Check each line of the material below, and copy it if it holds the string "Brian".
# Extracted data start
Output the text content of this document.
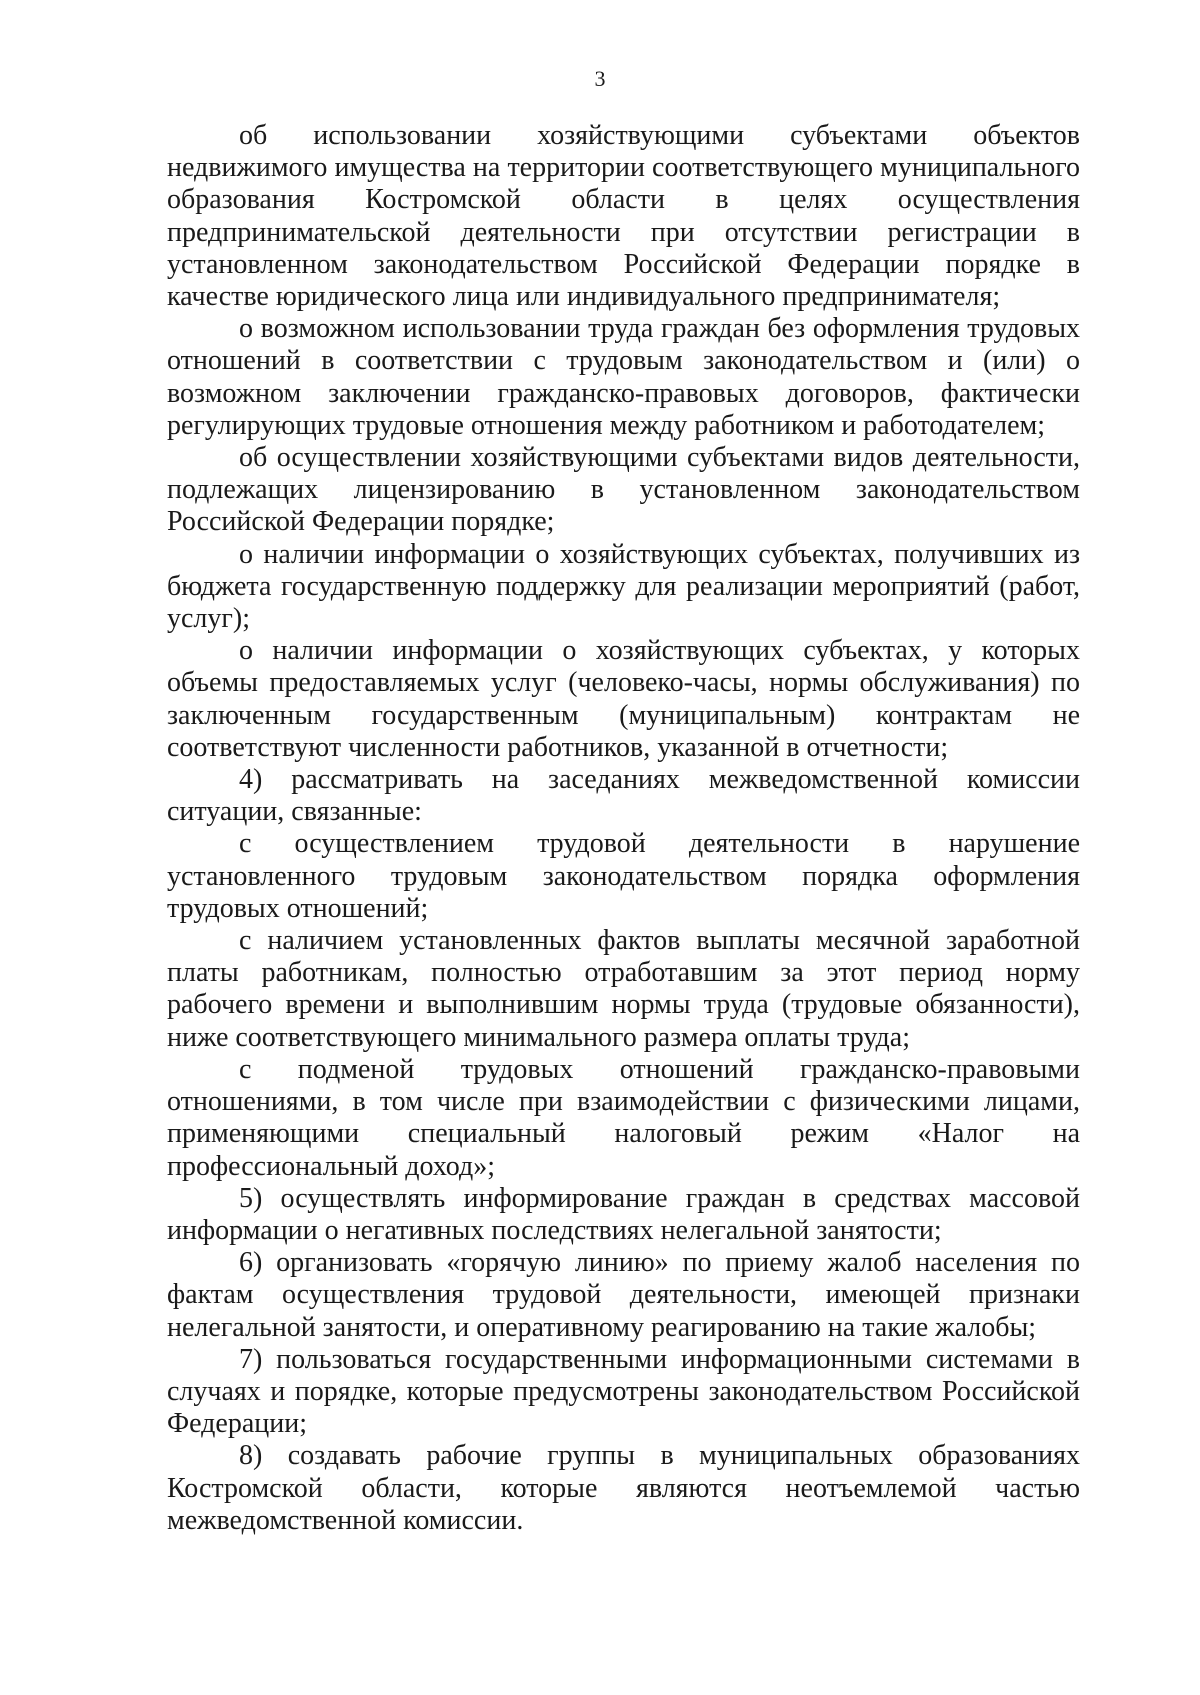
3

об использовании хозяйствующими субъектами объектов недвижимого имущества на территории соответствующего муниципального образования Костромской области в целях осуществления предпринимательской деятельности при отсутствии регистрации в установленном законодательством Российской Федерации порядке в качестве юридического лица или индивидуального предпринимателя;

о возможном использовании труда граждан без оформления трудовых отношений в соответствии с трудовым законодательством и (или) о возможном заключении гражданско-правовых договоров, фактически регулирующих трудовые отношения между работником и работодателем;

об осуществлении хозяйствующими субъектами видов деятельности, подлежащих лицензированию в установленном законодательством Российской Федерации порядке;

о наличии информации о хозяйствующих субъектах, получивших из бюджета государственную поддержку для реализации мероприятий (работ, услуг);

о наличии информации о хозяйствующих субъектах, у которых объемы предоставляемых услуг (человеко-часы, нормы обслуживания) по заключенным государственным (муниципальным) контрактам не соответствуют численности работников, указанной в отчетности;

4) рассматривать на заседаниях межведомственной комиссии ситуации, связанные:

с осуществлением трудовой деятельности в нарушение установленного трудовым законодательством порядка оформления трудовых отношений;

с наличием установленных фактов выплаты месячной заработной платы работникам, полностью отработавшим за этот период норму рабочего времени и выполнившим нормы труда (трудовые обязанности), ниже соответствующего минимального размера оплаты труда;

с подменой трудовых отношений гражданско-правовыми отношениями, в том числе при взаимодействии с физическими лицами, применяющими специальный налоговый режим «Налог на профессиональный доход»;

5) осуществлять информирование граждан в средствах массовой информации о негативных последствиях нелегальной занятости;

6) организовать «горячую линию» по приему жалоб населения по фактам осуществления трудовой деятельности, имеющей признаки нелегальной занятости, и оперативному реагированию на такие жалобы;

7) пользоваться государственными информационными системами в случаях и порядке, которые предусмотрены законодательством Российской Федерации;

8) создавать рабочие группы в муниципальных образованиях Костромской области, которые являются неотъемлемой частью межведомственной комиссии.
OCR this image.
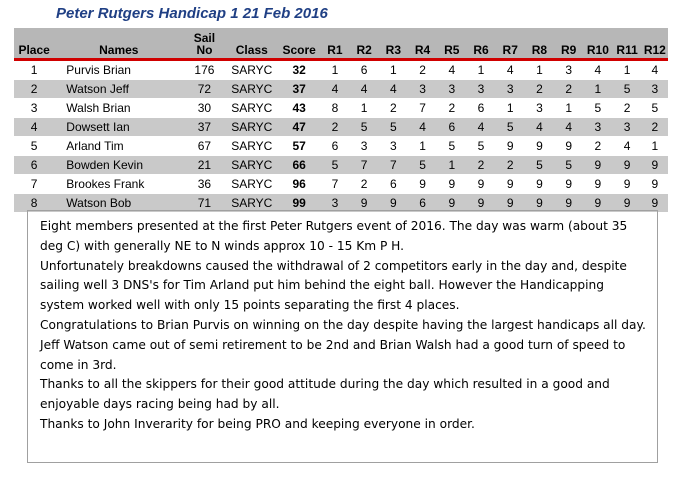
Peter Rutgers Handicap 1 21 Feb 2016
Place	Names	Sail No	Class	Score	R1	R2	R3	R4	R5	R6	R7	R8	R9	R10	R11	R12
1	Purvis Brian	176	SARYC	32	1	6	1	2	4	1	4	1	3	4	1	4
2	Watson Jeff	72	SARYC	37	4	4	4	3	3	3	3	2	2	1	5	3
3	Walsh Brian	30	SARYC	43	8	1	2	7	2	6	1	3	1	5	2	5
4	Dowsett Ian	37	SARYC	47	2	5	5	4	6	4	5	4	4	3	3	2
5	Arland Tim	67	SARYC	57	6	3	3	1	5	5	9	9	9	2	4	1
6	Bowden Kevin	21	SARYC	66	5	7	7	5	1	2	2	5	5	9	9	9
7	Brookes Frank	36	SARYC	96	7	2	6	9	9	9	9	9	9	9	9	9
8	Watson Bob	71	SARYC	99	3	9	9	6	9	9	9	9	9	9	9	9

Eight members presented at the first Peter Rutgers event of 2016. The day was warm (about 35 deg C) with generally NE to N winds approx 10 - 15 Km P H.

Unfortunately breakdowns caused the withdrawal of 2 competitors early in the day and, despite sailing well 3 DNS's for Tim Arland put him behind the eight ball. However the Handicapping system worked well with only 15 points separating the first 4 places.

Congratulations to Brian Purvis on winning on the day despite having the largest handicaps all day.

Jeff Watson came out of semi retirement to be 2nd and Brian Walsh had a good turn of speed to come in 3rd.

Thanks to all the skippers for their good attitude during the day which resulted in a good and enjoyable days racing being had by all.

Thanks to John Inverarity for being PRO and keeping everyone in order.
# Extracted data end
- [Exercise response]:
1	Purvis Brian	176	SARYC	32	1	6	1	2	4	1	4	1	3	4	1	4
3	Walsh Brian	30	SARYC	43	8	1	2	7	2	6	1	3	1	5	2	5
Congratulations to Brian Purvis on winning on the day despite having the largest handicaps all day.
Jeff Watson came out of semi retirement to be 2nd and Brian Walsh had a good turn of speed to come in 3rd.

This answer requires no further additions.